Entries from a dataset
[Start]
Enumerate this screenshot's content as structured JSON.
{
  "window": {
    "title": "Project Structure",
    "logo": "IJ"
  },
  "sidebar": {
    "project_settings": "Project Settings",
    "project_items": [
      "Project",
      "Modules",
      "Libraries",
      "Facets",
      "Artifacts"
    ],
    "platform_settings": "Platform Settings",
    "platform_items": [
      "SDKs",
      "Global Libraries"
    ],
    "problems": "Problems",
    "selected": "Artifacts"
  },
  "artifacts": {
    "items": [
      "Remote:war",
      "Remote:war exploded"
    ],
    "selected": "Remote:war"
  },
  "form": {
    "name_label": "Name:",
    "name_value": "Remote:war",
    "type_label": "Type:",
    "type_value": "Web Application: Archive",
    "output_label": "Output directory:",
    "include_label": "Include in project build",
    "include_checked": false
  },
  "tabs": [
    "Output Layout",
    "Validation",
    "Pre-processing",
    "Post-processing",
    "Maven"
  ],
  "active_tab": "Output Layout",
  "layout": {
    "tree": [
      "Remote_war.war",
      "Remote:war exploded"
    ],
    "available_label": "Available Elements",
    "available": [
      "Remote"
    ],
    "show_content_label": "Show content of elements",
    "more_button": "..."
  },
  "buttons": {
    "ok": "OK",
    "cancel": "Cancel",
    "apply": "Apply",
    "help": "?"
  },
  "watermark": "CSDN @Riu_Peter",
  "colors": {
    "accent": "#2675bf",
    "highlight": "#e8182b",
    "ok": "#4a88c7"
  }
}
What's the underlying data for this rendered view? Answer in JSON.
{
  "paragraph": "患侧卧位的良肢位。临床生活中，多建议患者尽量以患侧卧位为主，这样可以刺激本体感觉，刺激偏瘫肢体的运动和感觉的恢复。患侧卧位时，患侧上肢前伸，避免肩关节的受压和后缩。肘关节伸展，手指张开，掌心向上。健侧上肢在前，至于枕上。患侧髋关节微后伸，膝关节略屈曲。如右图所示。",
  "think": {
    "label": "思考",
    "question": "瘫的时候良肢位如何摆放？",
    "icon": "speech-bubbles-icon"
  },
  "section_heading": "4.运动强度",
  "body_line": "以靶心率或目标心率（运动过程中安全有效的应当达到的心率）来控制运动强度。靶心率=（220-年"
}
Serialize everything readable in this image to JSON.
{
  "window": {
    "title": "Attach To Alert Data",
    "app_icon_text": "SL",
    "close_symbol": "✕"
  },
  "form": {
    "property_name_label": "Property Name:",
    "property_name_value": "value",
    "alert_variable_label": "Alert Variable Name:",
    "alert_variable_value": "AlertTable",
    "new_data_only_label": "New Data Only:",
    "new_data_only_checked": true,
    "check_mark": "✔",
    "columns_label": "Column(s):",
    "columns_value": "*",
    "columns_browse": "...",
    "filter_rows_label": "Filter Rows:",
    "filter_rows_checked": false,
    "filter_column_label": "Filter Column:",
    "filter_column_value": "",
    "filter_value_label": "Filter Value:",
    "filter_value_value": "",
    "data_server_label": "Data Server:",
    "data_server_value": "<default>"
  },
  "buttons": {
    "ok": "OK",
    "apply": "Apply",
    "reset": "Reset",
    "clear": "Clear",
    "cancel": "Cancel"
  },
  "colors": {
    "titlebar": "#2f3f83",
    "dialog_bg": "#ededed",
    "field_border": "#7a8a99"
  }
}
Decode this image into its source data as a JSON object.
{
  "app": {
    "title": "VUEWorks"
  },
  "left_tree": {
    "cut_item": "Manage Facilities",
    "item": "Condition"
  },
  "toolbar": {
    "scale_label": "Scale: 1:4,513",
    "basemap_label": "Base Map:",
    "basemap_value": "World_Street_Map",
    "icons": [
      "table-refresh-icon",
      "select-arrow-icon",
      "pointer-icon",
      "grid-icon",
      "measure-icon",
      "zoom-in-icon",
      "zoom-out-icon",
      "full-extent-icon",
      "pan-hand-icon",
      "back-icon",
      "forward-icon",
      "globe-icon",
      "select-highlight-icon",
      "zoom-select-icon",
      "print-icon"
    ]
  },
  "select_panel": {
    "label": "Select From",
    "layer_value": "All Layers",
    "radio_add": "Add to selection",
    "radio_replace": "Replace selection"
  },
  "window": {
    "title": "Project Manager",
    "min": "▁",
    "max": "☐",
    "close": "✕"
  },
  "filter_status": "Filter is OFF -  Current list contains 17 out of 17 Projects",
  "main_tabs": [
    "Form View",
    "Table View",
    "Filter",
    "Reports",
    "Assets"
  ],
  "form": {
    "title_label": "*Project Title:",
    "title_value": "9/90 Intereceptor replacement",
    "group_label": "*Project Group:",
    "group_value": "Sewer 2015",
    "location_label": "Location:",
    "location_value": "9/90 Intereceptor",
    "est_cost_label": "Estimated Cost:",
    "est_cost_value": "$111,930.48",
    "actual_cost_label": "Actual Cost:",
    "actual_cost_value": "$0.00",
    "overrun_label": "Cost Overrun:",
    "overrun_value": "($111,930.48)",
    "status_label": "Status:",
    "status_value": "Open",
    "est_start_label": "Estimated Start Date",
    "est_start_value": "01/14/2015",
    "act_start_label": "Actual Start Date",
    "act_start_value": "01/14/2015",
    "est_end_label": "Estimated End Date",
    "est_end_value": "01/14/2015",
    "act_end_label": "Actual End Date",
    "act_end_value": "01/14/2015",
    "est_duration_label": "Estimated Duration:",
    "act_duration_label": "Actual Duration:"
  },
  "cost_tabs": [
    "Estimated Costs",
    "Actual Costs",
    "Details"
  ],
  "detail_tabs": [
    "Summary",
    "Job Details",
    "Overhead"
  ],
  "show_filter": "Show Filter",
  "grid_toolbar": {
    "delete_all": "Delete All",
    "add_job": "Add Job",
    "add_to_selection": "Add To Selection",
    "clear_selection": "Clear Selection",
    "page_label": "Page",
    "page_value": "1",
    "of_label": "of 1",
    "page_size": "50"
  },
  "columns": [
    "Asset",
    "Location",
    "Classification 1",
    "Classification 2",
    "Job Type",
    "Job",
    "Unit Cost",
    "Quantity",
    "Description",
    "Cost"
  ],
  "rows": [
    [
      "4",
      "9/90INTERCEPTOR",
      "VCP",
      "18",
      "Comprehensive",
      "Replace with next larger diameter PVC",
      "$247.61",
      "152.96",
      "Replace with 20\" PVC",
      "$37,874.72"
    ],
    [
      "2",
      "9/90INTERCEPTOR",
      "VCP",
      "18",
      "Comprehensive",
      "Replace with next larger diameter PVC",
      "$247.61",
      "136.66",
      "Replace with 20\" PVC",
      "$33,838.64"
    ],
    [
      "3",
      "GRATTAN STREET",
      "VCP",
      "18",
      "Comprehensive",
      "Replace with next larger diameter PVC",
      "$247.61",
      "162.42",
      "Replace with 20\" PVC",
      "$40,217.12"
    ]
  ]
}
[End]
WHAT YOU HAVE TO DO →
Scan the material above for the string "image" and report each line where you find it.

COMPLETE ANSWER →
Serialize everything readable in this image to JSON.
Decode this image into its source data as a JSON object.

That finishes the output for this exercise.